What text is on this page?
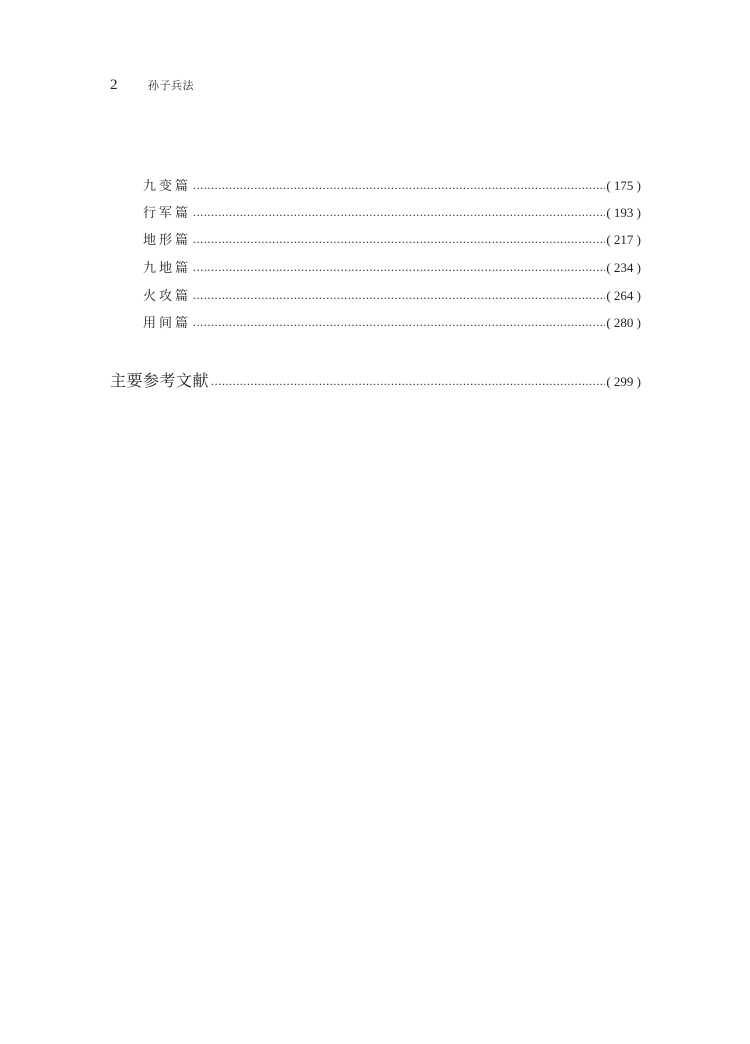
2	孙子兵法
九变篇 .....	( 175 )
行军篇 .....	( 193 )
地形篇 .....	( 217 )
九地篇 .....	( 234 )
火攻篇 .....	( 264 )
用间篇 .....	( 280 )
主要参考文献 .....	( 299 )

※ ※ ※

> Work to be completed: Reproduce the whole listing above word for word, but not its pictures.

> Result of this task:
What text is on this page?
2	孙子兵法
九变篇 .....	( 175 )
行军篇 .....	( 193 )
地形篇 .....	( 217 )
九地篇 .....	( 234 )
火攻篇 .....	( 264 )
用间篇 .....	( 280 )
主要参考文献 .....	( 299 )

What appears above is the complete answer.